---- MATERIAL

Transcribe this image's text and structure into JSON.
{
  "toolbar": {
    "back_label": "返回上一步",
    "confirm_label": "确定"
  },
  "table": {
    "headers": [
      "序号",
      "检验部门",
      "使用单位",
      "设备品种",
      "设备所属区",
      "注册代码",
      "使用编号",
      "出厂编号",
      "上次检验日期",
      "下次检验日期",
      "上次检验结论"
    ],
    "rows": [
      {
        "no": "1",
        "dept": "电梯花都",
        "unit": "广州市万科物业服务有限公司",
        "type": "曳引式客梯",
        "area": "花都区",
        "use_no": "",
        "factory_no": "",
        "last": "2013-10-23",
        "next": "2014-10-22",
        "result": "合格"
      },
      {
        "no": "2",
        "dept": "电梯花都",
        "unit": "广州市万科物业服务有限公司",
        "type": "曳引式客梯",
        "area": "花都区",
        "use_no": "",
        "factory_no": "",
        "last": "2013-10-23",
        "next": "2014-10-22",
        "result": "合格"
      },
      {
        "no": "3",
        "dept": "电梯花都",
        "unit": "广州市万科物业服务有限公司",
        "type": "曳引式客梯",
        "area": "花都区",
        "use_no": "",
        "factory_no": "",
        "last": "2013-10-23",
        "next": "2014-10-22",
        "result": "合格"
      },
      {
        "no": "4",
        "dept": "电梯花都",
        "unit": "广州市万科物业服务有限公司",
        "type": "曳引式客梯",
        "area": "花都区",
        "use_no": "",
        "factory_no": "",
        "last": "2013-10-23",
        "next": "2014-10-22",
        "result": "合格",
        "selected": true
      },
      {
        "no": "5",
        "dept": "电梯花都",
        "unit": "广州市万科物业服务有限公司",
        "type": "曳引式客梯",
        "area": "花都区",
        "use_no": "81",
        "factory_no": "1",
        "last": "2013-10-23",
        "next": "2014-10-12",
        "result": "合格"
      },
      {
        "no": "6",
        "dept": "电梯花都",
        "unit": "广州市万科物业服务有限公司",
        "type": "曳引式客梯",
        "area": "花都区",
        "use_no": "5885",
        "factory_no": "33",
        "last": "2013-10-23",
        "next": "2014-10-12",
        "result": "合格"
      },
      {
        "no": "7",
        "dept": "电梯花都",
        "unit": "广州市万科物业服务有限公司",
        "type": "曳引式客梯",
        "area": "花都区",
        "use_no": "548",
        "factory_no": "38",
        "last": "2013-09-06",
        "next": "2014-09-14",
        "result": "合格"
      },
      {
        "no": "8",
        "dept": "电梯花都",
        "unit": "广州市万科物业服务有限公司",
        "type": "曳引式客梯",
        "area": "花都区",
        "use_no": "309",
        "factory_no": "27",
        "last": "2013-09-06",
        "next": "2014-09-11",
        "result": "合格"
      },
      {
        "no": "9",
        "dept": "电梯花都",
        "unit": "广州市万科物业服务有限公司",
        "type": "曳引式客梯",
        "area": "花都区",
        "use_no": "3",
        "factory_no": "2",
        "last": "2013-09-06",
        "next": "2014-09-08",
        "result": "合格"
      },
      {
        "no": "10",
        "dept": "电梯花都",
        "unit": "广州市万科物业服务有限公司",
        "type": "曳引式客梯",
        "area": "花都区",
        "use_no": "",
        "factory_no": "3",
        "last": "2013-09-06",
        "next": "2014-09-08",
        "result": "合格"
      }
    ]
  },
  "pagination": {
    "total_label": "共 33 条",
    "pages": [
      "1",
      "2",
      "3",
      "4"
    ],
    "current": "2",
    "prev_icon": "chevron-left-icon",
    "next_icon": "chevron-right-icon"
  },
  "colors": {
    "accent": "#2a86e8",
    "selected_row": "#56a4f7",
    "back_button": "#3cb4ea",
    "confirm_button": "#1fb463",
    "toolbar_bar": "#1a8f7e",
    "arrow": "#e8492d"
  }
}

--------

- _EXERCISE GOAL_
The listing above should be transcribed in full, exactly as written.

- _SOLUTION TO THIS PROBLEM_
Transcribe this image's text and structure into JSON.
{
  "toolbar": {
    "back_label": "返回上一步",
    "confirm_label": "确定"
  },
  "table": {
    "headers": [
      "序号",
      "检验部门",
      "使用单位",
      "设备品种",
      "设备所属区",
      "注册代码",
      "使用编号",
      "出厂编号",
      "上次检验日期",
      "下次检验日期",
      "上次检验结论"
    ],
    "rows": [
      {
        "no": "1",
        "dept": "电梯花都",
        "unit": "广州市万科物业服务有限公司",
        "type": "曳引式客梯",
        "area": "花都区",
        "use_no": "",
        "factory_no": "",
        "last": "2013-10-23",
        "next": "2014-10-22",
        "result": "合格"
      },
      {
        "no": "2",
        "dept": "电梯花都",
        "unit": "广州市万科物业服务有限公司",
        "type": "曳引式客梯",
        "area": "花都区",
        "use_no": "",
        "factory_no": "",
        "last": "2013-10-23",
        "next": "2014-10-22",
        "result": "合格"
      },
      {
        "no": "3",
        "dept": "电梯花都",
        "unit": "广州市万科物业服务有限公司",
        "type": "曳引式客梯",
        "area": "花都区",
        "use_no": "",
        "factory_no": "",
        "last": "2013-10-23",
        "next": "2014-10-22",
        "result": "合格"
      },
      {
        "no": "4",
        "dept": "电梯花都",
        "unit": "广州市万科物业服务有限公司",
        "type": "曳引式客梯",
        "area": "花都区",
        "use_no": "",
        "factory_no": "",
        "last": "2013-10-23",
        "next": "2014-10-22",
        "result": "合格",
        "selected": true
      },
      {
        "no": "5",
        "dept": "电梯花都",
        "unit": "广州市万科物业服务有限公司",
        "type": "曳引式客梯",
        "area": "花都区",
        "use_no": "81",
        "factory_no": "1",
        "last": "2013-10-23",
        "next": "2014-10-12",
        "result": "合格"
      },
      {
        "no": "6",
        "dept": "电梯花都",
        "unit": "广州市万科物业服务有限公司",
        "type": "曳引式客梯",
        "area": "花都区",
        "use_no": "5885",
        "factory_no": "33",
        "last": "2013-10-23",
        "next": "2014-10-12",
        "result": "合格"
      },
      {
        "no": "7",
        "dept": "电梯花都",
        "unit": "广州市万科物业服务有限公司",
        "type": "曳引式客梯",
        "area": "花都区",
        "use_no": "548",
        "factory_no": "38",
        "last": "2013-09-06",
        "next": "2014-09-14",
        "result": "合格"
      },
      {
        "no": "8",
        "dept": "电梯花都",
        "unit": "广州市万科物业服务有限公司",
        "type": "曳引式客梯",
        "area": "花都区",
        "use_no": "309",
        "factory_no": "27",
        "last": "2013-09-06",
        "next": "2014-09-11",
        "result": "合格"
      },
      {
        "no": "9",
        "dept": "电梯花都",
        "unit": "广州市万科物业服务有限公司",
        "type": "曳引式客梯",
        "area": "花都区",
        "use_no": "3",
        "factory_no": "2",
        "last": "2013-09-06",
        "next": "2014-09-08",
        "result": "合格"
      },
      {
        "no": "10",
        "dept": "电梯花都",
        "unit": "广州市万科物业服务有限公司",
        "type": "曳引式客梯",
        "area": "花都区",
        "use_no": "",
        "factory_no": "3",
        "last": "2013-09-06",
        "next": "2014-09-08",
        "result": "合格"
      }
    ]
  },
  "pagination": {
    "total_label": "共 33 条",
    "pages": [
      "1",
      "2",
      "3",
      "4"
    ],
    "current": "2",
    "prev_icon": "chevron-left-icon",
    "next_icon": "chevron-right-icon"
  },
  "colors": {
    "accent": "#2a86e8",
    "selected_row": "#56a4f7",
    "back_button": "#3cb4ea",
    "confirm_button": "#1fb463",
    "toolbar_bar": "#1a8f7e",
    "arrow": "#e8492d"
  }
}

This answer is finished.